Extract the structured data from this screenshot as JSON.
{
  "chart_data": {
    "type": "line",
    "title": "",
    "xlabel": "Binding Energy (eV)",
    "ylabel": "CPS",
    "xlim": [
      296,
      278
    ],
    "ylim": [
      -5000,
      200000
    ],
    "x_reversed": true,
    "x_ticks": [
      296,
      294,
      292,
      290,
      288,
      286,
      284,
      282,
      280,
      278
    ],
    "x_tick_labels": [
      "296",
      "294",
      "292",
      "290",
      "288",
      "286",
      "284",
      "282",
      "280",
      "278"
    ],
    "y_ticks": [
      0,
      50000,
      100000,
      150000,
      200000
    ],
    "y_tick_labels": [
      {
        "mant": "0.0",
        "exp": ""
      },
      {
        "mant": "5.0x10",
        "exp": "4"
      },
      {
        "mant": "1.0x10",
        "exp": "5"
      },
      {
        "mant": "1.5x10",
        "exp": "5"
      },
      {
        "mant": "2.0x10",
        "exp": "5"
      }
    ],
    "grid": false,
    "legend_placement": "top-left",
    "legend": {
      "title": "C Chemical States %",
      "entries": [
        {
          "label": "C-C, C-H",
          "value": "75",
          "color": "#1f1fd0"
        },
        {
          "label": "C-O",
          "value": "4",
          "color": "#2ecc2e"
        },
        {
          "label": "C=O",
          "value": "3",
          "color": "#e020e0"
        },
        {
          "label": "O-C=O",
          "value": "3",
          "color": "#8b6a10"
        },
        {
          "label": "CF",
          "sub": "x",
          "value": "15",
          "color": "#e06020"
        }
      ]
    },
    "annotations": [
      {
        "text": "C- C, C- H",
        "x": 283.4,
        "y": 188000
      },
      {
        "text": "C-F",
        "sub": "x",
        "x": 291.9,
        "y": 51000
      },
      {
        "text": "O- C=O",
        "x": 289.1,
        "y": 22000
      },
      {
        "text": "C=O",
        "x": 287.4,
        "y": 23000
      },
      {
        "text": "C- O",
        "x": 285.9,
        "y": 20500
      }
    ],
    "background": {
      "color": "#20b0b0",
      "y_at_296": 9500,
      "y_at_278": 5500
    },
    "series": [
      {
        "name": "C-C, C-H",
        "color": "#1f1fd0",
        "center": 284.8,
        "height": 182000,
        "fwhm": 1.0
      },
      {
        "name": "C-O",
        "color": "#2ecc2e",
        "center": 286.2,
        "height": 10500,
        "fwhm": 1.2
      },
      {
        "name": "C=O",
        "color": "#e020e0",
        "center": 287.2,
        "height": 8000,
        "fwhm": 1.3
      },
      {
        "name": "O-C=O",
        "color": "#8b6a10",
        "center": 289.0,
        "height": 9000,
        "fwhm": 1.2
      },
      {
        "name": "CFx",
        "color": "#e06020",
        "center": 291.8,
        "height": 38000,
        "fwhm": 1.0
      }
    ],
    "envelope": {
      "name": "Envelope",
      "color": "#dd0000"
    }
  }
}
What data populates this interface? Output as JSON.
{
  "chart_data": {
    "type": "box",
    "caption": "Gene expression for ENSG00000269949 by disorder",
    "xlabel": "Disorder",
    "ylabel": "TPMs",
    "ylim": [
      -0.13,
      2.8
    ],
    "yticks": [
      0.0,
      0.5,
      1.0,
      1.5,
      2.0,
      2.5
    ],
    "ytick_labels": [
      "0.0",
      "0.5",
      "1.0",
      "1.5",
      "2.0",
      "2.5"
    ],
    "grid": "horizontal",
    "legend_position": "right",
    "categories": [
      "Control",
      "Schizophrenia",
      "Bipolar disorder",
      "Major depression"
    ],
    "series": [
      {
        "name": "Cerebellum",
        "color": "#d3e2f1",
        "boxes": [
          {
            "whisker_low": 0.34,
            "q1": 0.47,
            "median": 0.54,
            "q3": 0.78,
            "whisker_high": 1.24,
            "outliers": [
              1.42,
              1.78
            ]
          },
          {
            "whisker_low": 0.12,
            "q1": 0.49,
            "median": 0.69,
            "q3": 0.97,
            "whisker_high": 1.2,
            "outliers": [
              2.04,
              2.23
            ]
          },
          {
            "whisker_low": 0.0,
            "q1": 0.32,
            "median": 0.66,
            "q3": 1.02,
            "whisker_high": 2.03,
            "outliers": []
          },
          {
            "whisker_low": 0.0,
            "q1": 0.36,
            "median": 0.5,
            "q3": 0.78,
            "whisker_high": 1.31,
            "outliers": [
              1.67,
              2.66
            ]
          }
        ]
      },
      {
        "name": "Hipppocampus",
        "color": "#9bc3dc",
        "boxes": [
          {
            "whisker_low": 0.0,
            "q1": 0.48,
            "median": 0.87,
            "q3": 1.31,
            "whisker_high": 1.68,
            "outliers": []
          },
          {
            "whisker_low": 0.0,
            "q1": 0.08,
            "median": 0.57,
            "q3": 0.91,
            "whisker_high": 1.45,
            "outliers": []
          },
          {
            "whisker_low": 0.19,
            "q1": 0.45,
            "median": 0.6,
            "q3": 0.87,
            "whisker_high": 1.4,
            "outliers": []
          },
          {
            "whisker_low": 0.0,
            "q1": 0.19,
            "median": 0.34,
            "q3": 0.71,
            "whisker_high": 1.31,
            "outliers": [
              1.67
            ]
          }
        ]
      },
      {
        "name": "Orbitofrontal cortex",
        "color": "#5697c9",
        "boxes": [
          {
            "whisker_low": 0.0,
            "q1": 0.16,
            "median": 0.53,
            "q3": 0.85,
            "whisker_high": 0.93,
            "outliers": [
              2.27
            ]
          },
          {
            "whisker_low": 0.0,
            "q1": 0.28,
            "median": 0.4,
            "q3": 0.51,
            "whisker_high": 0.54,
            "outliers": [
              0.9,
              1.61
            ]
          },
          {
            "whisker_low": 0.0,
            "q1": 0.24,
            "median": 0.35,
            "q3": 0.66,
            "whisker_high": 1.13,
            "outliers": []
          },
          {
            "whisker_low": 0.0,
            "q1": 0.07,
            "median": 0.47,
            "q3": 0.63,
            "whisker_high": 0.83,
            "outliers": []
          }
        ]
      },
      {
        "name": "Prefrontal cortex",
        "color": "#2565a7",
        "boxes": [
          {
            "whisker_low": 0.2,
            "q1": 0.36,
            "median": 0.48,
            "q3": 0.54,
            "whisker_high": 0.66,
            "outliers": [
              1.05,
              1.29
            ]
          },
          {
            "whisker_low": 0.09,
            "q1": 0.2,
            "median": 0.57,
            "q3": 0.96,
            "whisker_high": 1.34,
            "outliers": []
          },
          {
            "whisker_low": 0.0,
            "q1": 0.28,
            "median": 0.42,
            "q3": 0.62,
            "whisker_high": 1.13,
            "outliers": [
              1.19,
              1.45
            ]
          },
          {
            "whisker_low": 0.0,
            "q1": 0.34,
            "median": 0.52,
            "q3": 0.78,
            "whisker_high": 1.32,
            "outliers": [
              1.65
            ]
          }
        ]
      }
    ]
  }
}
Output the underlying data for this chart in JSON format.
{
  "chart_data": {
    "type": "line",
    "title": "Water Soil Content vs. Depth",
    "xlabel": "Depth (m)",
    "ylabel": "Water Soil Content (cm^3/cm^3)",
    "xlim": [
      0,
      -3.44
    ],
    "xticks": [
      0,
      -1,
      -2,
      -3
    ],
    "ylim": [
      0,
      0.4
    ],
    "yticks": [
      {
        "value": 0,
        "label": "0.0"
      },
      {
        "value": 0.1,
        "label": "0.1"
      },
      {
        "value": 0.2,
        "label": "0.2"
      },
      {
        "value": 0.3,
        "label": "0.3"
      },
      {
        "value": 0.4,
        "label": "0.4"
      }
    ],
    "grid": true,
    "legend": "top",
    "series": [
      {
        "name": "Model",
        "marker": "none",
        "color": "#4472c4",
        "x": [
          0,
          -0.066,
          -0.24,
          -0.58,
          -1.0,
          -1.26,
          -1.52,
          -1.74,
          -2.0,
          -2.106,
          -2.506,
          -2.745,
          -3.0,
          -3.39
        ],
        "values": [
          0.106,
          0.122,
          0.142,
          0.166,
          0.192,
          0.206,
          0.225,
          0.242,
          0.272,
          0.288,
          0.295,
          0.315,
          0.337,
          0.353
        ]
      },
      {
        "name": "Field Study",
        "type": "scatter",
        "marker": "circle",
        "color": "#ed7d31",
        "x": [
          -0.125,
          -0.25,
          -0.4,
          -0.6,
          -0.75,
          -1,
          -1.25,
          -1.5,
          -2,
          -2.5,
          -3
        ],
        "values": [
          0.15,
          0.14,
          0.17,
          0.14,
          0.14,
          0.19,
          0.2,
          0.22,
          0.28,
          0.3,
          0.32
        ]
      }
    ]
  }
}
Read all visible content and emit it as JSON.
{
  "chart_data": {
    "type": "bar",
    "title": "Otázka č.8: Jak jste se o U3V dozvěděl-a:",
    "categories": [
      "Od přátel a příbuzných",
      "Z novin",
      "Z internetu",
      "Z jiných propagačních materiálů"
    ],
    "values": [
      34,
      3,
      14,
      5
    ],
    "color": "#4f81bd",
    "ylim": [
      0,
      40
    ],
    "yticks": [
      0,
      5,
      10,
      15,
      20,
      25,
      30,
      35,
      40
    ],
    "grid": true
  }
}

*EXERCISE*: From the data above, gather every line that includes the word "xlabel".

*RESPONSE BELOW*:
    "xlabel": "Binding Energy (eV)",
    "xlabel": "Disorder",
    "xlabel": "Depth (m)",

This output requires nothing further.